**Task directions:**
Decide whether each statement agrees with the course descriptions, answering yes or no and quoting the deciding words: (a) students in AP English Language write satire; (b) To the Lighthouse is listed among the works for both courses; (c) the first course is designed for students who wish to study the history of English prose since the Middle Ages.

This demanding course, both qualitatively and quantitatively, is designed for students who wish to demonstrate their aptitude for reading and writing at the college level. The following are some of the works that have been studied in recent years: Shakespeare’s Hamlet and King Lear; Austen’s Emma; Woolf’s Mrs. Dalloway and To the Lighthouse; Dostoevsky’s Notes from the Underground and Crime and Punishment; Eliot’s The Mill on the Floss; Lawrence’s The Rainbow; Gordimer’s July’s People; Barth’s The Floating Opera; Updike’s The Centaur; Toole’s A Confederacy of Dunces; and a wide variety of poetry.
A course in advanced writing and reading, AP English Language aims to strengthen the essay skills of strong writers. Attention is devoted to finding and developing thesis sentences, to supporting the thesis, to arranging the parts of the whole, and to constructing effective sentences. Students will write exposition, analysis, argument, and satire. They will study the history and development of English prose since the Middle Ages, learning carefully to describe and to imitate earlier styles. Longer works recently read are The Merchant of Venice, Gulliver’s Travels, Heart of Darkness, A Passage to India, To the Lighthouse, and All the Pretty Horses. As well, students will read a number of essays, including Swift’s “A Modest Proposal” and Orwell’s “Politics and the English Language.”

**Information given:**

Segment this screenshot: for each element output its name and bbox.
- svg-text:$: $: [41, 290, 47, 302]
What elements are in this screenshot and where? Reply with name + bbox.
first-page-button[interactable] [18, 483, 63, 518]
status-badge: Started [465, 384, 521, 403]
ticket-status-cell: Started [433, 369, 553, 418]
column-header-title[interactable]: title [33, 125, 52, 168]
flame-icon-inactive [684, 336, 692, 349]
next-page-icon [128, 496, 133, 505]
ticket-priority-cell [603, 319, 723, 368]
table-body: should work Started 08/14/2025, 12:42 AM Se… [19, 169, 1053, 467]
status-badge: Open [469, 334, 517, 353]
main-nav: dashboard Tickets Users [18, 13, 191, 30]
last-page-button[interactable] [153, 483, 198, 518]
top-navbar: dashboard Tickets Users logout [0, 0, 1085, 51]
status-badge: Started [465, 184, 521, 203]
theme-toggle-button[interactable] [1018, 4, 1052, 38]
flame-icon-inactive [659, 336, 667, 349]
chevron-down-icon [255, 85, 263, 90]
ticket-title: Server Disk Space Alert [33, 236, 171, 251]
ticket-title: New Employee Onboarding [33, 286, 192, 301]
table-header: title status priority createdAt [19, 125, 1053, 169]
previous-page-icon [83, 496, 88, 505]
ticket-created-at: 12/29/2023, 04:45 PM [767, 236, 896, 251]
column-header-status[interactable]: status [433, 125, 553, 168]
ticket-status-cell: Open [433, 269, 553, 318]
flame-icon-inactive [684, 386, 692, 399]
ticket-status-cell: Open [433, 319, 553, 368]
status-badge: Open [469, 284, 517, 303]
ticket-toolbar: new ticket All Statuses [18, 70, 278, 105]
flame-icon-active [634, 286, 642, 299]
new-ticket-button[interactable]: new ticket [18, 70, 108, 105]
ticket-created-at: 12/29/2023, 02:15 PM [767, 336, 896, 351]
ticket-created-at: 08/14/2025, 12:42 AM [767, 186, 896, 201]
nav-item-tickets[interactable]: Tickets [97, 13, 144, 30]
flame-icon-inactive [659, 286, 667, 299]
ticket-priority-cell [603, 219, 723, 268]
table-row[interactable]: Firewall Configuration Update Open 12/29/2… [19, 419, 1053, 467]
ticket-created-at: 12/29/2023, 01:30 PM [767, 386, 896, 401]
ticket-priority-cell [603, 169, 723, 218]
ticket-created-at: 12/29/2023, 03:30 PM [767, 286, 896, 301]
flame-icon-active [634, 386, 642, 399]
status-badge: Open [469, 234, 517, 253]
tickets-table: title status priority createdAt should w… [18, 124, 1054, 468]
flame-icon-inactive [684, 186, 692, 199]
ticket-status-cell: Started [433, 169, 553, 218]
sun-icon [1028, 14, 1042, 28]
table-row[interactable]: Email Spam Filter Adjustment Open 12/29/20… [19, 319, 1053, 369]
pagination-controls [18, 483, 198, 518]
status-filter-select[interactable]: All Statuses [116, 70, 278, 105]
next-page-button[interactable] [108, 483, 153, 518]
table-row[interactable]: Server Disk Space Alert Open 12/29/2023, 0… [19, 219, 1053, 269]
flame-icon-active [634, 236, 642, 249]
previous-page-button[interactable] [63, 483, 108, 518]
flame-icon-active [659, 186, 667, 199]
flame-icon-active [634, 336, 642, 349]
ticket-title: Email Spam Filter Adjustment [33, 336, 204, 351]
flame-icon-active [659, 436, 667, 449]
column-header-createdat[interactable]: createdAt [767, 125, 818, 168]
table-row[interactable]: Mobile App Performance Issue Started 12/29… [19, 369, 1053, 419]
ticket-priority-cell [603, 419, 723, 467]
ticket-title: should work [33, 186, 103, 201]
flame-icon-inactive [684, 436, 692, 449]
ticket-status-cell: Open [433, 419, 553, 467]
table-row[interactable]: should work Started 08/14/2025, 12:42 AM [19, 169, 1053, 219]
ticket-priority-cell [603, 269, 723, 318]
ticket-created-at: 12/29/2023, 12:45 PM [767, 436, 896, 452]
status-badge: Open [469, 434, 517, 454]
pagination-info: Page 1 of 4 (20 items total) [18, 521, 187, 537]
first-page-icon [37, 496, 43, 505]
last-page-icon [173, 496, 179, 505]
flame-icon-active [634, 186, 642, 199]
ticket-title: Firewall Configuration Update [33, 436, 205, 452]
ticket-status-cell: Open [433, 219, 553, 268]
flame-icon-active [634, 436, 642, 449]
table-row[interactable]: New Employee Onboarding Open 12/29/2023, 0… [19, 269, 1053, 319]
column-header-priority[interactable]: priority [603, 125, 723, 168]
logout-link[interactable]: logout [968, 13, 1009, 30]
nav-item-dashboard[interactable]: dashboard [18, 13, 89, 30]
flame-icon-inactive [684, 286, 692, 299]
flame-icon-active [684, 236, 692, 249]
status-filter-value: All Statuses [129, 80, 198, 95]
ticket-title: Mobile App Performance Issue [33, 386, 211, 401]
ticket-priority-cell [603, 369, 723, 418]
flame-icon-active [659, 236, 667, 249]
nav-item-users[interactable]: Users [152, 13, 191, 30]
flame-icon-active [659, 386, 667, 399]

**Reply to the task:**
(a) Yes: "Students will write exposition, analysis, argument, and satire."
(b) Yes: "Woolf’s Mrs. Dalloway and To the Lighthouse" and "A Passage to India, To the Lighthouse"
(c) No: "designed for students who wish to demonstrate their aptitude for reading and writing at the college level"